Images should be left out, and everything else in the listing reproduced exactly.

— Start —

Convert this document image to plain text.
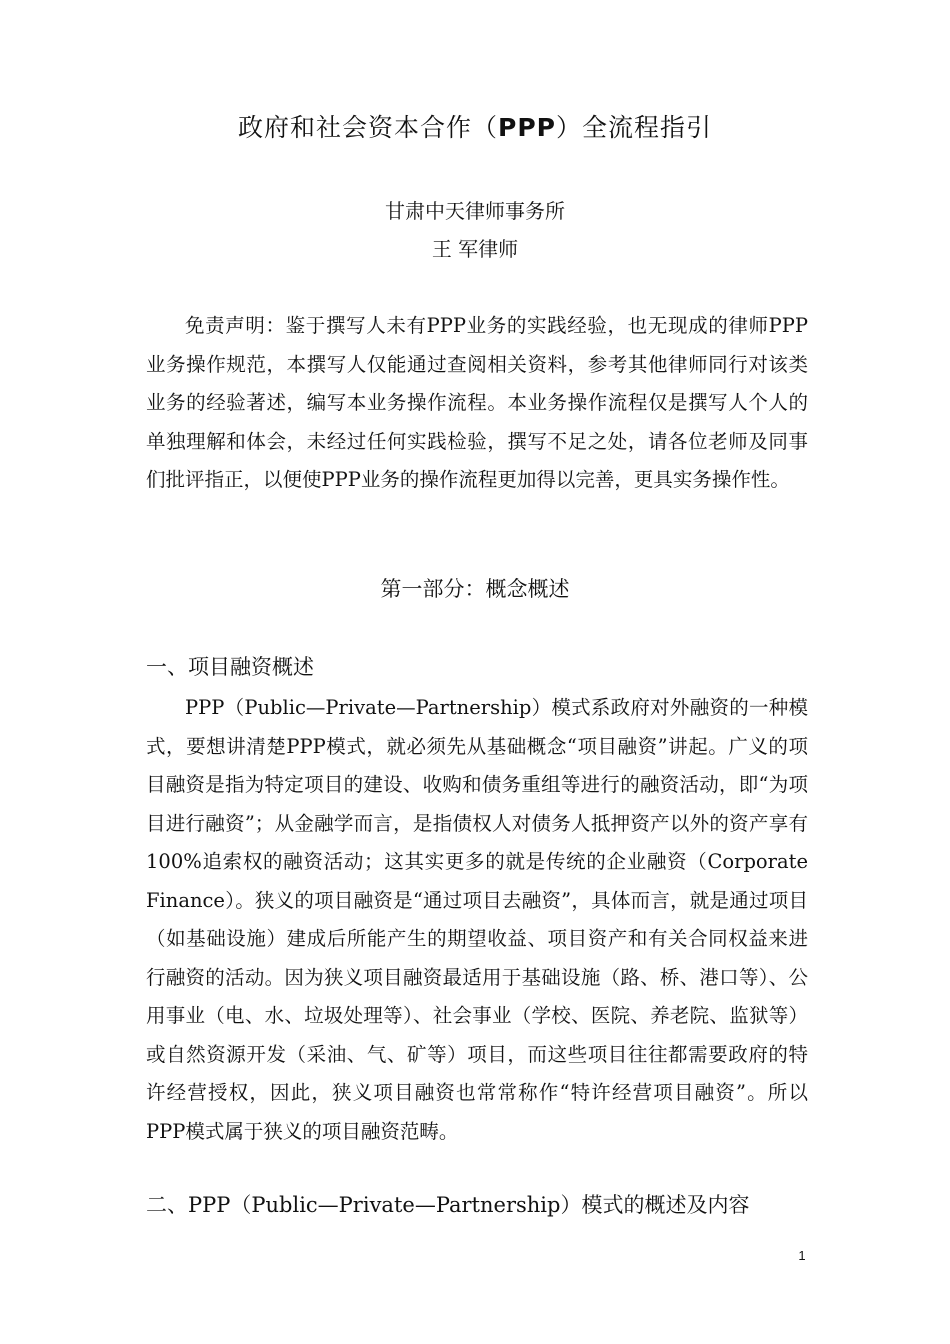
政府和社会资本合作（PPP）全流程指引
甘肃中天律师事务所
王 军律师

免责声明：鉴于撰写人未有PPP业务的实践经验，也无现成的律师PPP业务操作规范，本撰写人仅能通过查阅相关资料，参考其他律师同行对该类业务的经验著述，编写本业务操作流程。本业务操作流程仅是撰写人个人的单独理解和体会，未经过任何实践检验，撰写不足之处，请各位老师及同事们批评指正，以便使PPP业务的操作流程更加得以完善，更具实务操作性。

第一部分：概念概述

一、项目融资概述

PPP（Public—Private—Partnership）模式系政府对外融资的一种模式，要想讲清楚PPP模式，就必须先从基础概念“项目融资”讲起。广义的项目融资是指为特定项目的建设、收购和债务重组等进行的融资活动，即“为项目进行融资”；从金融学而言，是指债权人对债务人抵押资产以外的资产享有 100%追索权的融资活动；这其实更多的就是传统的企业融资（Corporate Finance）。狭义的项目融资是“通过项目去融资”，具体而言，就是通过项目（如基础设施）建成后所能产生的期望收益、项目资产和有关合同权益来进行融资的活动。因为狭义项目融资最适用于基础设施（路、桥、港口等）、公用事业（电、水、垃圾处理等）、社会事业（学校、医院、养老院、监狱等）或自然资源开发（采油、气、矿等）项目，而这些项目往往都需要政府的特许经营授权，因此，狭义项目融资也常常称作“特许经营项目融资”。所以PPP模式属于狭义的项目融资范畴。

二、PPP（Public—Private—Partnership）模式的概述及内容

1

— End —

Complete answer:
Convert this document image to plain text.
政府和社会资本合作（PPP）全流程指引
甘肃中天律师事务所
王 军律师

免责声明：鉴于撰写人未有PPP业务的实践经验，也无现成的律师PPP业务操作规范，本撰写人仅能通过查阅相关资料，参考其他律师同行对该类业务的经验著述，编写本业务操作流程。本业务操作流程仅是撰写人个人的单独理解和体会，未经过任何实践检验，撰写不足之处，请各位老师及同事们批评指正，以便使PPP业务的操作流程更加得以完善，更具实务操作性。

第一部分：概念概述

一、项目融资概述

PPP（Public—Private—Partnership）模式系政府对外融资的一种模式，要想讲清楚PPP模式，就必须先从基础概念“项目融资”讲起。广义的项目融资是指为特定项目的建设、收购和债务重组等进行的融资活动，即“为项目进行融资”；从金融学而言，是指债权人对债务人抵押资产以外的资产享有 100%追索权的融资活动；这其实更多的就是传统的企业融资（Corporate Finance）。狭义的项目融资是“通过项目去融资”，具体而言，就是通过项目（如基础设施）建成后所能产生的期望收益、项目资产和有关合同权益来进行融资的活动。因为狭义项目融资最适用于基础设施（路、桥、港口等）、公用事业（电、水、垃圾处理等）、社会事业（学校、医院、养老院、监狱等）或自然资源开发（采油、气、矿等）项目，而这些项目往往都需要政府的特许经营授权，因此，狭义项目融资也常常称作“特许经营项目融资”。所以PPP模式属于狭义的项目融资范畴。

二、PPP（Public—Private—Partnership）模式的概述及内容

1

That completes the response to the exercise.